• [DIRECTIONS FOR THIS TASK]: Look below and pull out each line with the word "Density".

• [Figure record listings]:
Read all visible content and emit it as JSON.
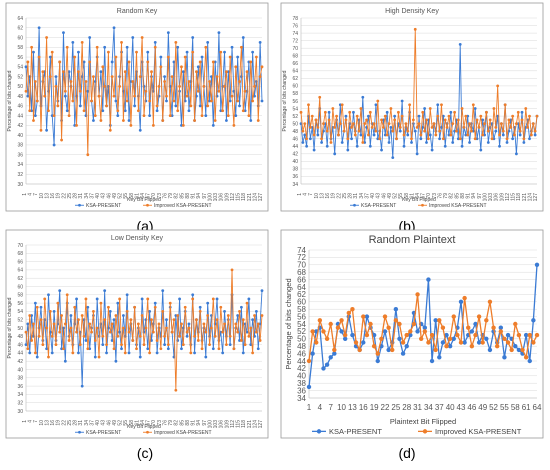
{
  "colors": {
    "ksa": "#3b7bd4",
    "improved": "#ee7d2a",
    "grid": "#d9d9d9",
    "frame": "#9a9a9a"
  },
  "panel_captions": [
    "(a)",
    "(b)",
    "(c)",
    "(d)"
  ],
  "chart_data": [
    {
      "type": "line",
      "title": "Random Key",
      "xlabel": "Key Bit Flipped",
      "ylabel": "Percentage of bits changed",
      "ylim": [
        30,
        64
      ],
      "yticks": [
        30,
        32,
        34,
        36,
        38,
        40,
        42,
        44,
        46,
        48,
        50,
        52,
        54,
        56,
        58,
        60,
        62,
        64
      ],
      "xticks": [
        "1",
        "4",
        "7",
        "10",
        "13",
        "16",
        "19",
        "22",
        "25",
        "28",
        "31",
        "34",
        "37",
        "40",
        "43",
        "46",
        "49",
        "52",
        "55",
        "58",
        "61",
        "64",
        "67",
        "70",
        "73",
        "76",
        "79",
        "82",
        "85",
        "88",
        "91",
        "94",
        "97",
        "100",
        "103",
        "106",
        "109",
        "112",
        "115",
        "118",
        "121",
        "124",
        "127"
      ],
      "grid": true,
      "legend": "bottom",
      "series": [
        {
          "name": "KSA-PRESENT",
          "values": [
            54,
            48,
            52,
            45,
            57,
            44,
            47,
            62,
            46,
            51,
            53,
            41,
            49,
            56,
            44,
            38,
            52,
            47,
            55,
            43,
            61,
            48,
            45,
            53,
            50,
            59,
            42,
            48,
            57,
            46,
            52,
            55,
            44,
            49,
            60,
            47,
            43,
            51,
            56,
            48,
            53,
            45,
            58,
            46,
            50,
            42,
            55,
            62,
            47,
            44,
            52,
            57,
            49,
            45,
            58,
            43,
            51,
            60,
            46,
            53,
            48,
            41,
            55,
            50,
            47,
            57,
            44,
            52,
            49,
            59,
            45,
            48,
            56,
            43,
            52,
            47,
            61,
            50,
            44,
            55,
            46,
            58,
            49,
            42,
            53,
            47,
            57,
            45,
            51,
            60,
            43,
            48,
            54,
            46,
            56,
            50,
            44,
            59,
            47,
            52,
            42,
            55,
            48,
            61,
            45,
            50,
            57,
            43,
            53,
            47,
            58,
            49,
            44,
            56,
            46,
            52,
            60,
            45,
            49,
            55,
            43,
            57,
            48,
            51,
            46,
            59,
            47
          ]
        },
        {
          "name": "Improved KSA-PRESENT",
          "values": [
            49,
            55,
            45,
            58,
            43,
            51,
            47,
            56,
            41,
            53,
            48,
            60,
            45,
            52,
            57,
            44,
            50,
            46,
            55,
            39,
            53,
            49,
            58,
            44,
            51,
            47,
            56,
            42,
            53,
            49,
            59,
            45,
            51,
            36,
            55,
            47,
            52,
            44,
            58,
            48,
            43,
            54,
            50,
            46,
            57,
            41,
            52,
            48,
            56,
            45,
            50,
            59,
            43,
            53,
            47,
            55,
            42,
            51,
            48,
            57,
            45,
            52,
            60,
            44,
            49,
            55,
            47,
            53,
            42,
            58,
            46,
            50,
            54,
            43,
            51,
            48,
            56,
            44,
            52,
            47,
            59,
            45,
            50,
            54,
            42,
            56,
            48,
            51,
            46,
            57,
            43,
            53,
            49,
            55,
            44,
            50,
            58,
            46,
            51,
            47,
            55,
            43,
            52,
            49,
            57,
            45,
            50,
            53,
            44,
            56,
            48,
            42,
            54,
            47,
            51,
            58,
            45,
            49,
            53,
            44,
            55,
            47,
            50,
            56,
            43,
            52,
            54
          ]
        }
      ]
    },
    {
      "type": "line",
      "title": "High Density Key",
      "xlabel": "Key Bit Flipped",
      "ylabel": "Percentage of bits changed",
      "ylim": [
        34,
        78
      ],
      "yticks": [
        34,
        36,
        38,
        40,
        42,
        44,
        46,
        48,
        50,
        52,
        54,
        56,
        58,
        60,
        62,
        64,
        66,
        68,
        70,
        72,
        74,
        76,
        78
      ],
      "xticks": [
        "1",
        "4",
        "7",
        "10",
        "13",
        "16",
        "19",
        "22",
        "25",
        "28",
        "31",
        "34",
        "37",
        "40",
        "43",
        "46",
        "49",
        "52",
        "55",
        "58",
        "61",
        "64",
        "67",
        "70",
        "73",
        "76",
        "79",
        "82",
        "85",
        "88",
        "91",
        "94",
        "97",
        "100",
        "103",
        "106",
        "109",
        "112",
        "115",
        "118",
        "121",
        "124",
        "127"
      ],
      "grid": true,
      "legend": "bottom",
      "series": [
        {
          "name": "KSA-PRESENT",
          "values": [
            50,
            45,
            47,
            44,
            52,
            46,
            49,
            43,
            51,
            47,
            54,
            45,
            48,
            50,
            44,
            53,
            46,
            49,
            42,
            51,
            47,
            55,
            45,
            48,
            52,
            43,
            50,
            46,
            53,
            48,
            44,
            51,
            47,
            57,
            45,
            49,
            52,
            44,
            50,
            47,
            55,
            46,
            48,
            43,
            51,
            47,
            53,
            45,
            49,
            41,
            52,
            46,
            50,
            48,
            56,
            44,
            49,
            47,
            53,
            45,
            50,
            48,
            42,
            52,
            46,
            49,
            54,
            45,
            51,
            47,
            43,
            50,
            48,
            55,
            46,
            49,
            52,
            44,
            50,
            47,
            53,
            45,
            48,
            51,
            46,
            71,
            44,
            49,
            47,
            52,
            45,
            50,
            48,
            54,
            46,
            49,
            43,
            51,
            47,
            53,
            45,
            49,
            50,
            46,
            48,
            52,
            44,
            50,
            47,
            55,
            45,
            48,
            51,
            46,
            49,
            42,
            50,
            47,
            53,
            45,
            49,
            51,
            46,
            48,
            50,
            47,
            52
          ]
        },
        {
          "name": "Improved KSA-PRESENT",
          "values": [
            53,
            48,
            50,
            46,
            55,
            49,
            52,
            47,
            51,
            49,
            57,
            46,
            50,
            53,
            48,
            51,
            45,
            54,
            49,
            52,
            47,
            50,
            55,
            48,
            51,
            46,
            53,
            49,
            50,
            47,
            52,
            48,
            54,
            45,
            50,
            51,
            47,
            53,
            49,
            50,
            48,
            56,
            46,
            51,
            49,
            52,
            47,
            50,
            54,
            48,
            51,
            46,
            53,
            49,
            52,
            47,
            50,
            48,
            55,
            46,
            51,
            75,
            49,
            50,
            47,
            53,
            48,
            51,
            46,
            54,
            49,
            50,
            47,
            52,
            48,
            55,
            46,
            51,
            49,
            52,
            47,
            50,
            53,
            48,
            51,
            46,
            54,
            49,
            52,
            47,
            50,
            48,
            55,
            46,
            51,
            49,
            52,
            47,
            50,
            53,
            48,
            51,
            46,
            54,
            49,
            60,
            47,
            50,
            48,
            55,
            46,
            51,
            49,
            52,
            47,
            50,
            53,
            48,
            51,
            46,
            54,
            49,
            52,
            47,
            50,
            48,
            52
          ]
        }
      ]
    },
    {
      "type": "line",
      "title": "Low Density Key",
      "xlabel": "Key Bit Flipped",
      "ylabel": "Percentage of bits changed",
      "ylim": [
        30,
        70
      ],
      "yticks": [
        30,
        32,
        34,
        36,
        38,
        40,
        42,
        44,
        46,
        48,
        50,
        52,
        54,
        56,
        58,
        60,
        62,
        64,
        66,
        68,
        70
      ],
      "xticks": [
        "1",
        "4",
        "7",
        "10",
        "13",
        "16",
        "19",
        "22",
        "25",
        "28",
        "31",
        "34",
        "37",
        "40",
        "43",
        "46",
        "49",
        "52",
        "55",
        "58",
        "61",
        "64",
        "67",
        "70",
        "73",
        "76",
        "79",
        "82",
        "85",
        "88",
        "91",
        "94",
        "97",
        "100",
        "103",
        "106",
        "109",
        "112",
        "115",
        "118",
        "121",
        "124",
        "127"
      ],
      "grid": true,
      "legend": "bottom",
      "series": [
        {
          "name": "KSA-PRESENT",
          "values": [
            46,
            51,
            44,
            53,
            48,
            56,
            43,
            50,
            55,
            47,
            52,
            45,
            58,
            49,
            44,
            54,
            47,
            51,
            59,
            45,
            50,
            42,
            56,
            48,
            53,
            46,
            51,
            57,
            44,
            49,
            36,
            52,
            47,
            55,
            45,
            50,
            53,
            43,
            57,
            48,
            51,
            46,
            59,
            44,
            50,
            54,
            47,
            52,
            42,
            56,
            49,
            45,
            53,
            48,
            58,
            44,
            51,
            47,
            55,
            46,
            50,
            43,
            57,
            49,
            52,
            45,
            54,
            47,
            51,
            56,
            44,
            50,
            48,
            59,
            46,
            52,
            45,
            55,
            49,
            43,
            53,
            47,
            57,
            45,
            50,
            54,
            48,
            51,
            46,
            58,
            44,
            52,
            49,
            55,
            47,
            50,
            43,
            56,
            48,
            53,
            45,
            51,
            57,
            47,
            49,
            44,
            54,
            48,
            52,
            46,
            58,
            45,
            50,
            53,
            47,
            55,
            44,
            51,
            49,
            57,
            46,
            52,
            48,
            54,
            45,
            51,
            59
          ]
        },
        {
          "name": "Improved KSA-PRESENT",
          "values": [
            49,
            45,
            53,
            47,
            51,
            44,
            55,
            48,
            52,
            46,
            57,
            50,
            43,
            54,
            48,
            51,
            46,
            56,
            49,
            53,
            45,
            51,
            58,
            47,
            50,
            44,
            55,
            49,
            52,
            46,
            53,
            48,
            57,
            45,
            51,
            49,
            54,
            47,
            50,
            43,
            56,
            48,
            52,
            46,
            55,
            49,
            51,
            45,
            53,
            48,
            57,
            46,
            50,
            44,
            54,
            49,
            52,
            47,
            55,
            45,
            51,
            48,
            53,
            46,
            50,
            57,
            44,
            52,
            49,
            55,
            47,
            51,
            45,
            54,
            48,
            50,
            46,
            56,
            49,
            52,
            35,
            53,
            48,
            51,
            46,
            55,
            49,
            50,
            44,
            57,
            48,
            52,
            47,
            54,
            45,
            51,
            49,
            53,
            46,
            50,
            57,
            48,
            52,
            45,
            55,
            49,
            51,
            46,
            53,
            48,
            64,
            45,
            51,
            49,
            54,
            47,
            52,
            46,
            56,
            48,
            50,
            44,
            53,
            49,
            51,
            47,
            53
          ]
        }
      ]
    },
    {
      "type": "line",
      "title": "Random Plaintext",
      "xlabel": "Plaintext Bit Flipped",
      "ylabel": "Percentage of bits changed",
      "ylim": [
        34,
        74
      ],
      "yticks": [
        34,
        36,
        38,
        40,
        42,
        44,
        46,
        48,
        50,
        52,
        54,
        56,
        58,
        60,
        62,
        64,
        66,
        68,
        70,
        72,
        74
      ],
      "xticks": [
        "1",
        "4",
        "7",
        "10",
        "13",
        "16",
        "19",
        "22",
        "25",
        "28",
        "31",
        "34",
        "37",
        "40",
        "43",
        "46",
        "49",
        "52",
        "55",
        "58",
        "61",
        "64"
      ],
      "grid": true,
      "legend": "bottom",
      "series": [
        {
          "name": "KSA-PRESENT",
          "values": [
            37,
            46,
            52,
            53,
            42,
            43,
            45,
            46,
            54,
            52,
            50,
            56,
            51,
            48,
            47,
            49,
            56,
            53,
            51,
            44,
            48,
            52,
            47,
            49,
            58,
            50,
            46,
            48,
            51,
            57,
            52,
            54,
            53,
            66,
            44,
            55,
            45,
            49,
            51,
            48,
            50,
            53,
            60,
            49,
            51,
            52,
            54,
            49,
            51,
            50,
            47,
            52,
            49,
            53,
            45,
            51,
            50,
            48,
            47,
            46,
            51,
            44,
            55,
            70
          ]
        },
        {
          "name": "Improved KSA-PRESENT",
          "values": [
            44,
            52,
            49,
            55,
            52,
            50,
            54,
            47,
            53,
            55,
            51,
            57,
            58,
            49,
            47,
            56,
            51,
            54,
            48,
            46,
            50,
            56,
            53,
            47,
            55,
            54,
            49,
            51,
            52,
            54,
            62,
            50,
            52,
            49,
            51,
            47,
            55,
            53,
            48,
            50,
            56,
            51,
            49,
            61,
            53,
            48,
            51,
            56,
            49,
            55,
            60,
            53,
            48,
            52,
            50,
            49,
            47,
            54,
            51,
            47,
            45,
            51,
            49,
            51
          ]
        }
      ]
    }
  ]
}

• [WRITTEN RESPONSE]:
      "title": "High Density Key",
      "title": "Low Density Key",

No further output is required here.